### WRITTEN INSTRUCTION
From the entries below, say how many lines carry the word "dose", and give nothing but the number.

[Entries with figure data]
◆ ◆ ◆ ◆
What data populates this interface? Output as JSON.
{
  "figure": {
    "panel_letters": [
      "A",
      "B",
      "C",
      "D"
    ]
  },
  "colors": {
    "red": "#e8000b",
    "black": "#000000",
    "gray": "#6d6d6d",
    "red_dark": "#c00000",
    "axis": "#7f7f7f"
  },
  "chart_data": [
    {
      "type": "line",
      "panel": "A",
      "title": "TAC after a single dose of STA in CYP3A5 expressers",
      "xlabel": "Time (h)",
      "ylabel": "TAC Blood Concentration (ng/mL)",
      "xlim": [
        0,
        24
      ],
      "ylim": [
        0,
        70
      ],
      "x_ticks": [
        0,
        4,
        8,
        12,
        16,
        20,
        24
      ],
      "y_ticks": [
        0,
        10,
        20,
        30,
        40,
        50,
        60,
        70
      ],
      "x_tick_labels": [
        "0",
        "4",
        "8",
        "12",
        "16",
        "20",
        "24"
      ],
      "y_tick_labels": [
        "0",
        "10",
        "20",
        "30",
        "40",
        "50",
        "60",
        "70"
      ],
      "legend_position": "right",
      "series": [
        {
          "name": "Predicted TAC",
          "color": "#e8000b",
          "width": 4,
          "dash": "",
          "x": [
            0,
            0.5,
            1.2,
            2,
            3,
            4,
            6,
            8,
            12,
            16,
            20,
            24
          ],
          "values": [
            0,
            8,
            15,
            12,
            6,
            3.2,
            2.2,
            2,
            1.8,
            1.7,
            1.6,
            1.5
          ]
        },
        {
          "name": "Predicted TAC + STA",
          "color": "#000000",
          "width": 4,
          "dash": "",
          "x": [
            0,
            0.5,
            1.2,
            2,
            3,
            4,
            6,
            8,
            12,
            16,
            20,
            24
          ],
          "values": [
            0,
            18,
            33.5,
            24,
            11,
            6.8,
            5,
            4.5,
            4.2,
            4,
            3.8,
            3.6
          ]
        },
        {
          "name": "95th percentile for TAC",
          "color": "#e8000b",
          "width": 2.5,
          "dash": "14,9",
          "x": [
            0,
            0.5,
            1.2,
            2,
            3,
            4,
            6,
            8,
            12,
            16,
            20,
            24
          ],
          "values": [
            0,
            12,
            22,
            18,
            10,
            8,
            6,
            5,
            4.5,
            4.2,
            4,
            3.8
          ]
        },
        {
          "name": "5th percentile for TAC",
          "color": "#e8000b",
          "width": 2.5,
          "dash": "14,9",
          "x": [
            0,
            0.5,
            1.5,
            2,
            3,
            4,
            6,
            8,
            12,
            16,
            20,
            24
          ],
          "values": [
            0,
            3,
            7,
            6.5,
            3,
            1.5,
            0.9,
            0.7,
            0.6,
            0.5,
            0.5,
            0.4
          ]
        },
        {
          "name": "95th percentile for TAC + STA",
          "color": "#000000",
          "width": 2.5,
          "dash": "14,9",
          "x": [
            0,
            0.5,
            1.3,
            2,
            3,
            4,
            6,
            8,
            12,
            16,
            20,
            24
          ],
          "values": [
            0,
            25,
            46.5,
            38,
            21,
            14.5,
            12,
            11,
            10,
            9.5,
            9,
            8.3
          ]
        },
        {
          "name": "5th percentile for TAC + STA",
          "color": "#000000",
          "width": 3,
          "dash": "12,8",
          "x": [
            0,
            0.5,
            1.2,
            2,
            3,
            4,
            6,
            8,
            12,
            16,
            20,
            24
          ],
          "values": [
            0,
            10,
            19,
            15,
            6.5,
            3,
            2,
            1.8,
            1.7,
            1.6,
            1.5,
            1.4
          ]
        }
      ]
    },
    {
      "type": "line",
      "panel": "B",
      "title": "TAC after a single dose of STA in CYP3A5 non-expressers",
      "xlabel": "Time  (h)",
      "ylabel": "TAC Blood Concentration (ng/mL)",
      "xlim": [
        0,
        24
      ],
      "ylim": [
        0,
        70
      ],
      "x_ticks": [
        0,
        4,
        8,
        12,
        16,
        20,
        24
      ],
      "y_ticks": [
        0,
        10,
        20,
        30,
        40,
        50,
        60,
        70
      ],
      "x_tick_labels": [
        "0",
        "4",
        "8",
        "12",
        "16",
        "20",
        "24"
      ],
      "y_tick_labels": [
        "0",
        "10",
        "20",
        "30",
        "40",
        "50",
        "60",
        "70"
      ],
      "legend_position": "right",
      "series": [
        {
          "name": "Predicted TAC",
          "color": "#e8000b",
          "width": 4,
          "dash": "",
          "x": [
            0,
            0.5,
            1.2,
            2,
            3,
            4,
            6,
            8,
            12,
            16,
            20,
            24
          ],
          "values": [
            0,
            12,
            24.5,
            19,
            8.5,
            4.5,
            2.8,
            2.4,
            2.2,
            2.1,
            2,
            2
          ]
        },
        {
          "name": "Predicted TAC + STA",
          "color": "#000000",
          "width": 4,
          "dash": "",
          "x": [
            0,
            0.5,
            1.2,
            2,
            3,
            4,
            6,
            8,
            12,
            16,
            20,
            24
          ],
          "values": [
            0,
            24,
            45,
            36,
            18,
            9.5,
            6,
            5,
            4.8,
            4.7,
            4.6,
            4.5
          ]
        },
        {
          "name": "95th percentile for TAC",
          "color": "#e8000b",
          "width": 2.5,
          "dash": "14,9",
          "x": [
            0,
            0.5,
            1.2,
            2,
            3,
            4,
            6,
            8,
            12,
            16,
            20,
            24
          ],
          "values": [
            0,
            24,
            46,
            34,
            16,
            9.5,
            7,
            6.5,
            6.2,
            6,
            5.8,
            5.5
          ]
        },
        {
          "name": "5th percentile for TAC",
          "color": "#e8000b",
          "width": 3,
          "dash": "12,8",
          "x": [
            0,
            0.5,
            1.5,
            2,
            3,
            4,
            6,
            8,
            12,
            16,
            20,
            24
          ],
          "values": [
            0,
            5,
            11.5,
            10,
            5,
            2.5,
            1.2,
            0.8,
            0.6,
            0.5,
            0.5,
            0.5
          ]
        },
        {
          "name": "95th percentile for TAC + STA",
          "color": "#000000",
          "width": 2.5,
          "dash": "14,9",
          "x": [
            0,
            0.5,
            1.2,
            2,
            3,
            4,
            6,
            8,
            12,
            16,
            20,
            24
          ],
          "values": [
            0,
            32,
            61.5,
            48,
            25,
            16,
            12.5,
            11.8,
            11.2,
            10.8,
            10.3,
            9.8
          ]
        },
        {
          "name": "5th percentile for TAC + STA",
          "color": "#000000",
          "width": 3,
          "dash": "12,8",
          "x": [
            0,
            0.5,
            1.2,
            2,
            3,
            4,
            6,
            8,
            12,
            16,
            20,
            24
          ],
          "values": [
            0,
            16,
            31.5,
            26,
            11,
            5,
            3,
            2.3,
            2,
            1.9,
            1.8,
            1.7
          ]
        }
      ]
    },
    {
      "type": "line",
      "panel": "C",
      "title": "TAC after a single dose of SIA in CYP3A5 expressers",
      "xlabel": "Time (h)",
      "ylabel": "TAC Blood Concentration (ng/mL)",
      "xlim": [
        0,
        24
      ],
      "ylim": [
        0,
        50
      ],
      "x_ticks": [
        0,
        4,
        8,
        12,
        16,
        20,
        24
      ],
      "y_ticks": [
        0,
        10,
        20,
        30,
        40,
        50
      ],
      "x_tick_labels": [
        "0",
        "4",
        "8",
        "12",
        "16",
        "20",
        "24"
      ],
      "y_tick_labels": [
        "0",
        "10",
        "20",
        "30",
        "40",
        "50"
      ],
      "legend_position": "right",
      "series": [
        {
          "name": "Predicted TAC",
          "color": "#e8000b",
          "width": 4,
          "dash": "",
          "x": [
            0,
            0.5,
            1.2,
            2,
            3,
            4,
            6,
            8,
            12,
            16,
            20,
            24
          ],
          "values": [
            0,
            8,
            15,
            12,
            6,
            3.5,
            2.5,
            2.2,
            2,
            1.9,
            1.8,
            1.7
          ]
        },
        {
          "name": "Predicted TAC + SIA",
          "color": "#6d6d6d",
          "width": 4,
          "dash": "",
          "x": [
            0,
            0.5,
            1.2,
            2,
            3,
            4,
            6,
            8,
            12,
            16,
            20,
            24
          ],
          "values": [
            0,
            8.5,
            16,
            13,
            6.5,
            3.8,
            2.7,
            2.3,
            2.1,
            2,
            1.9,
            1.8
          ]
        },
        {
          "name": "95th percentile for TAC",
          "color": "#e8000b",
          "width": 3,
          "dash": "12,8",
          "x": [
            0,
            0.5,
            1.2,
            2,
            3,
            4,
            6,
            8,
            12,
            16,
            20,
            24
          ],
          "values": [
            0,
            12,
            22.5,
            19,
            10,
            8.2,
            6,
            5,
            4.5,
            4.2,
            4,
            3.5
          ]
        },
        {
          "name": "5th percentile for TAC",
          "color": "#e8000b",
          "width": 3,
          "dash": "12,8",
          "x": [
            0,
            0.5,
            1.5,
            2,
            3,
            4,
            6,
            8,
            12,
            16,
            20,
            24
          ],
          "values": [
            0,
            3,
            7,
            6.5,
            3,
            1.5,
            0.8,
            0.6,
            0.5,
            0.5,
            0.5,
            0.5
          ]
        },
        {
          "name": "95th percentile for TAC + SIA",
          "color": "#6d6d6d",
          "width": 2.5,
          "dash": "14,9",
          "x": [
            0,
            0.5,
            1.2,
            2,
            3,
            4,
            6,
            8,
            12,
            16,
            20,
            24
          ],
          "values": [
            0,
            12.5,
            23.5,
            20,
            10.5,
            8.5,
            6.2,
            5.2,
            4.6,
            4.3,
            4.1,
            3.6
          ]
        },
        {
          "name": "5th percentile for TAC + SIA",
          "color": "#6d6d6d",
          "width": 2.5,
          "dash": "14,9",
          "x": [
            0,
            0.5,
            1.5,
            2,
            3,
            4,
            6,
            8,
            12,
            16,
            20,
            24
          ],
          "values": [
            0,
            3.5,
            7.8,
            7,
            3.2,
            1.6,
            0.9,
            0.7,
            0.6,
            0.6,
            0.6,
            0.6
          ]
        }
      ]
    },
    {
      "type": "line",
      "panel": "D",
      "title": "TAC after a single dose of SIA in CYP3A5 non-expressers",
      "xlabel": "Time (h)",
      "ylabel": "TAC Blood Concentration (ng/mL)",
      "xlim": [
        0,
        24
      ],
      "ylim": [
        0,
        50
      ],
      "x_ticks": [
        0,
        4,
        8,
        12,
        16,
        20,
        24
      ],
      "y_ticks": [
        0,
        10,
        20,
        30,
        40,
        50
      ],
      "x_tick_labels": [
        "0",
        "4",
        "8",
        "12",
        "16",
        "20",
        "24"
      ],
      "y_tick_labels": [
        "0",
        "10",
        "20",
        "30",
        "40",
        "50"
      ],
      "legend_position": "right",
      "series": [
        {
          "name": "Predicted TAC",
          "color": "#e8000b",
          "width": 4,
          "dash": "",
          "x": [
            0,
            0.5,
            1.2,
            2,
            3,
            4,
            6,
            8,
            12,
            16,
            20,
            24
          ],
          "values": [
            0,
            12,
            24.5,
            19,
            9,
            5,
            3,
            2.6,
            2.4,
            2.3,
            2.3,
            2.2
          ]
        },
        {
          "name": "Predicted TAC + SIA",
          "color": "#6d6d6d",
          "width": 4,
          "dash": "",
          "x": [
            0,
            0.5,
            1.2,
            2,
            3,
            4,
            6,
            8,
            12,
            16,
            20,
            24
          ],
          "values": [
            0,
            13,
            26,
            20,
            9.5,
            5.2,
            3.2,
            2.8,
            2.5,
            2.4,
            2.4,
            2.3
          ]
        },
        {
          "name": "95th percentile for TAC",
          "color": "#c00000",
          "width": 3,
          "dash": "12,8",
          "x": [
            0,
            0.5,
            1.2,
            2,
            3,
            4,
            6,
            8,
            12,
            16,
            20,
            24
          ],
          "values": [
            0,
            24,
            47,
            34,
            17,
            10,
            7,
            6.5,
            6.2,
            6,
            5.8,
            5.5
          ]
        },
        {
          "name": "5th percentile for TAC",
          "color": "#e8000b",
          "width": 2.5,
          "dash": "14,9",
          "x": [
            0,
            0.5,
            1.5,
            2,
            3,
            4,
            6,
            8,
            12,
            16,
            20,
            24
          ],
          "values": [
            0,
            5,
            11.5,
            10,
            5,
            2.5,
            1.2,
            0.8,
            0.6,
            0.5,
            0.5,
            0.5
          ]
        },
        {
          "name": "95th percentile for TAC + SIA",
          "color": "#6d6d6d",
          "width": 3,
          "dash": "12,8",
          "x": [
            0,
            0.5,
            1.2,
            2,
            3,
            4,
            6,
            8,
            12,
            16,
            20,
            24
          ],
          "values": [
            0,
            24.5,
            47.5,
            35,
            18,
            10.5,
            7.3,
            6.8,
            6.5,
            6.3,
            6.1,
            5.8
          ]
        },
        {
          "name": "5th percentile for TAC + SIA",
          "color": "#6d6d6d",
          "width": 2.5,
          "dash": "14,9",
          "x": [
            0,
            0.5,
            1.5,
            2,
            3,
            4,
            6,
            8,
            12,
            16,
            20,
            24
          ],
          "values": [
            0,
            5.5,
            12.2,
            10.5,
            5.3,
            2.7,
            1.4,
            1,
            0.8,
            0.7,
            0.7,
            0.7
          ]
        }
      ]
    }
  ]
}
◆ ◆ ◆ ◆
### REPLY
4